Recorded information:
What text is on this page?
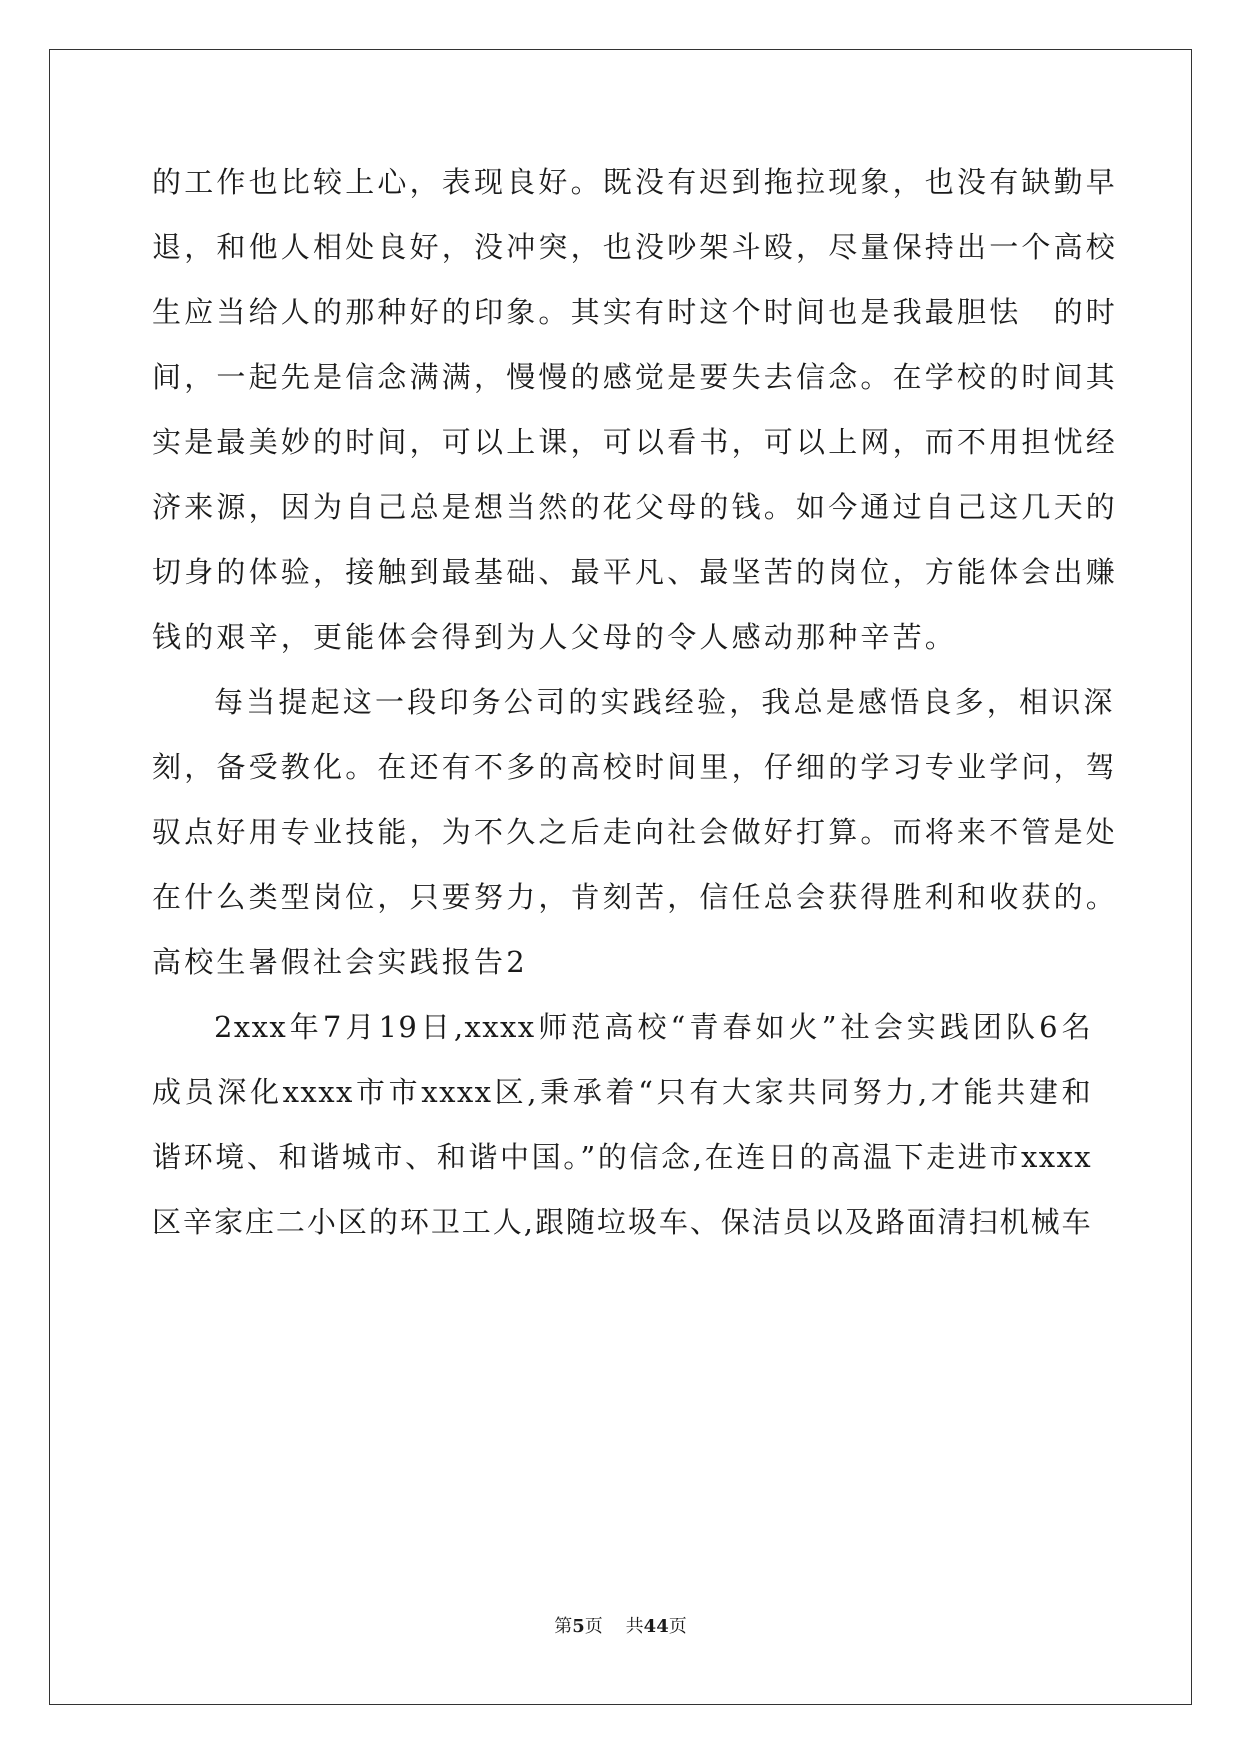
的工作也比较上心，表现良好。既没有迟到拖拉现象，也没有缺勤早
退，和他人相处良好，没冲突，也没吵架斗殴，尽量保持出一个高校
生应当给人的那种好的印象。其实有时这个时间也是我最胆怯　的时
间，一起先是信念满满，慢慢的感觉是要失去信念。在学校的时间其
实是最美妙的时间，可以上课，可以看书，可以上网，而不用担忧经
济来源，因为自己总是想当然的花父母的钱。如今通过自己这几天的
切身的体验，接触到最基础、最平凡、最坚苦的岗位，方能体会出赚
钱的艰辛，更能体会得到为人父母的令人感动那种辛苦。
每当提起这一段印务公司的实践经验，我总是感悟良多，相识深
刻，备受教化。在还有不多的高校时间里，仔细的学习专业学问，驾
驭点好用专业技能，为不久之后走向社会做好打算。而将来不管是处
在什么类型岗位，只要努力，肯刻苦，信任总会获得胜利和收获的。
高校生暑假社会实践报告2
2xxx年7月19日,xxxx师范高校“青春如火”社会实践团队6名
成员深化xxxx市市xxxx区,秉承着“只有大家共同努力,才能共建和
谐环境、和谐城市、和谐中国。”的信念,在连日的高温下走进市xxxx
区辛家庄二小区的环卫工人,跟随垃圾车、保洁员以及路面清扫机械车
第5页 共44页
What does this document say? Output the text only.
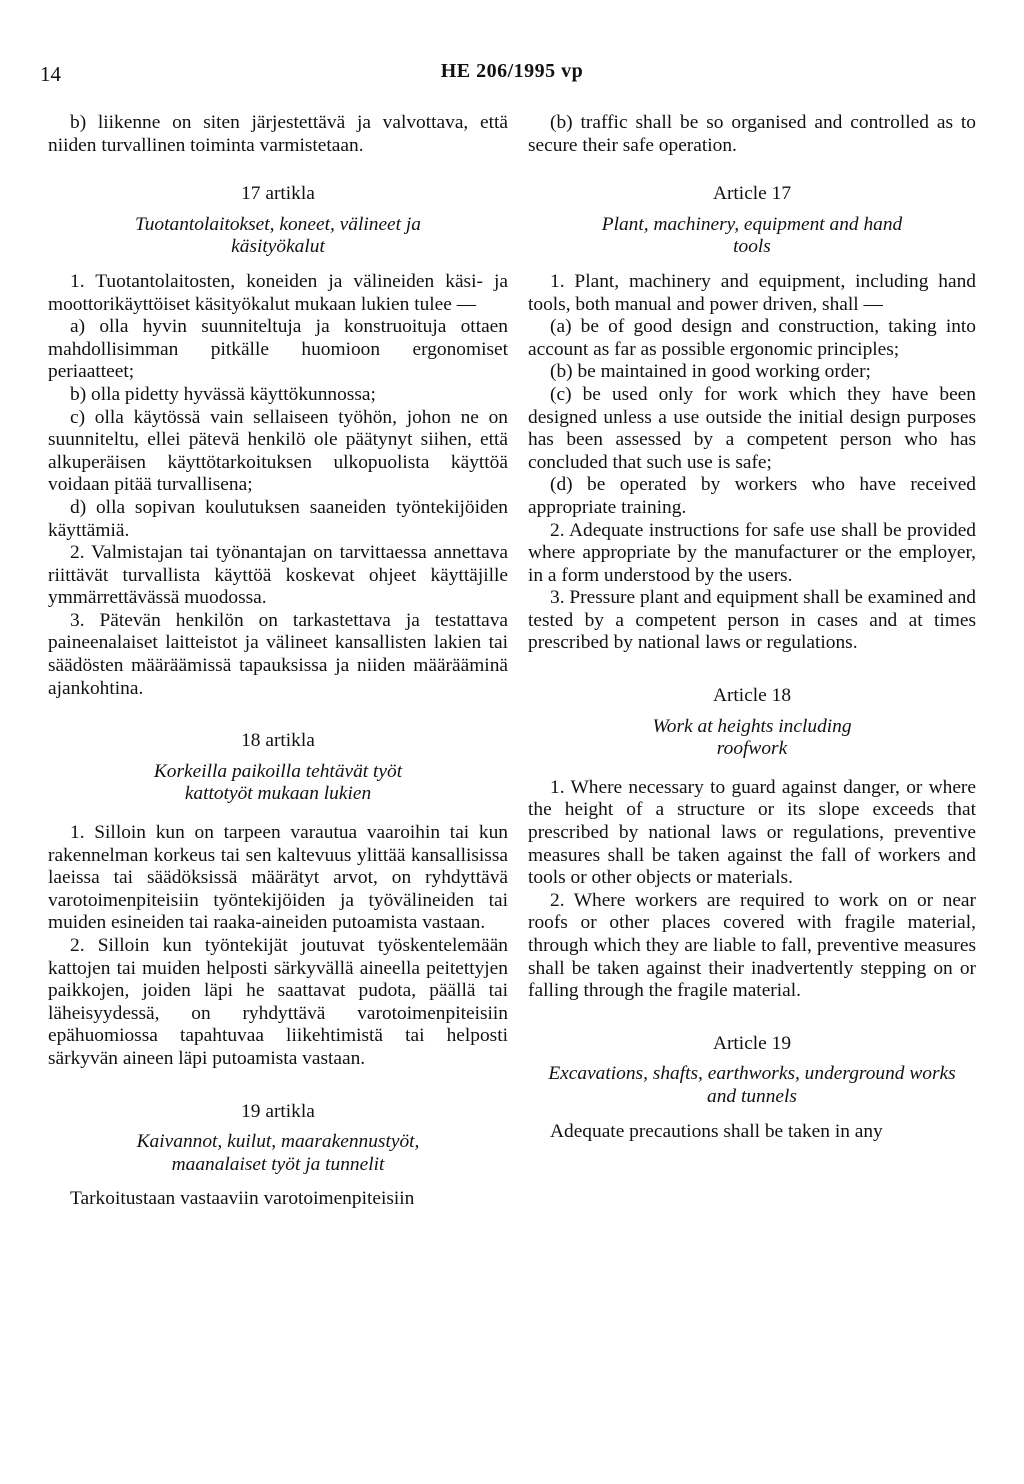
14	HE 206/1995 vp

b) liikenne on siten järjestettävä ja valvottava, että niiden turvallinen toiminta varmistetaan.

17 artikla
Tuotantolaitokset, koneet, välineet ja käsityökalut

1. Tuotantolaitosten, koneiden ja välineiden käsi- ja moottorikäyttöiset käsityökalut mukaan lukien tulee —

a) olla hyvin suunniteltuja ja konstruoituja ottaen mahdollisimman pitkälle huomioon ergonomiset periaatteet;

b) olla pidetty hyvässä käyttökunnossa;

c) olla käytössä vain sellaiseen työhön, johon ne on suunniteltu, ellei pätevä henkilö ole päätynyt siihen, että alkuperäisen käyttötarkoituksen ulkopuolista käyttöä voidaan pitää turvallisena;

d) olla sopivan koulutuksen saaneiden työntekijöiden käyttämiä.

2. Valmistajan tai työnantajan on tarvittaessa annettava riittävät turvallista käyttöä koskevat ohjeet käyttäjille ymmärrettävässä muodossa.

3. Pätevän henkilön on tarkastettava ja testattava paineenalaiset laitteistot ja välineet kansallisten lakien tai säädösten määräämissä tapauksissa ja niiden määrääminä ajankohtina.

18 artikla
Korkeilla paikoilla tehtävät työt kattotyöt mukaan lukien

1. Silloin kun on tarpeen varautua vaaroihin tai kun rakennelman korkeus tai sen kaltevuus ylittää kansallisissa laeissa tai säädöksissä määrätyt arvot, on ryhdyttävä varotoimenpiteisiin työntekijöiden ja työvälineiden tai muiden esineiden tai raaka-aineiden putoamista vastaan.

2. Silloin kun työntekijät joutuvat työskentelemään kattojen tai muiden helposti särkyvällä aineella peitettyjen paikkojen, joiden läpi he saattavat pudota, päällä tai läheisyydessä, on ryhdyttävä varotoimenpiteisiin epähuomiossa tapahtuvaa liikehtimistä tai helposti särkyvän aineen läpi putoamista vastaan.

19 artikla
Kaivannot, kuilut, maarakennustyöt, maanalaiset työt ja tunnelit

Tarkoitustaan vastaaviin varotoimenpiteisiin

(b) traffic shall be so organised and controlled as to secure their safe operation.

Article 17
Plant, machinery, equipment and hand tools

1. Plant, machinery and equipment, including hand tools, both manual and power driven, shall —

(a) be of good design and construction, taking into account as far as possible ergonomic principles;

(b) be maintained in good working order;

(c) be used only for work which they have been designed unless a use outside the initial design purposes has been assessed by a competent person who has concluded that such use is safe;

(d) be operated by workers who have received appropriate training.

2. Adequate instructions for safe use shall be provided where appropriate by the manufacturer or the employer, in a form understood by the users.

3. Pressure plant and equipment shall be examined and tested by a competent person in cases and at times prescribed by national laws or regulations.

Article 18
Work at heights including roofwork

1. Where necessary to guard against danger, or where the height of a structure or its slope exceeds that prescribed by national laws or regulations, preventive measures shall be taken against the fall of workers and tools or other objects or materials.

2. Where workers are required to work on or near roofs or other places covered with fragile material, through which they are liable to fall, preventive measures shall be taken against their inadvertently stepping on or falling through the fragile material.

Article 19
Excavations, shafts, earthworks, underground works and tunnels

Adequate precautions shall be taken in any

Task requirements:
Scan the entries above. Copy each line that has the string "välineet".

Expected output:
Tuotantolaitokset, koneet, välineet ja käsityökalut
3. Pätevän henkilön on tarkastettava ja testattava paineenalaiset laitteistot ja välineet kansallisten lakien tai säädösten määräämissä tapauksissa ja niiden määrääminä ajankohtina.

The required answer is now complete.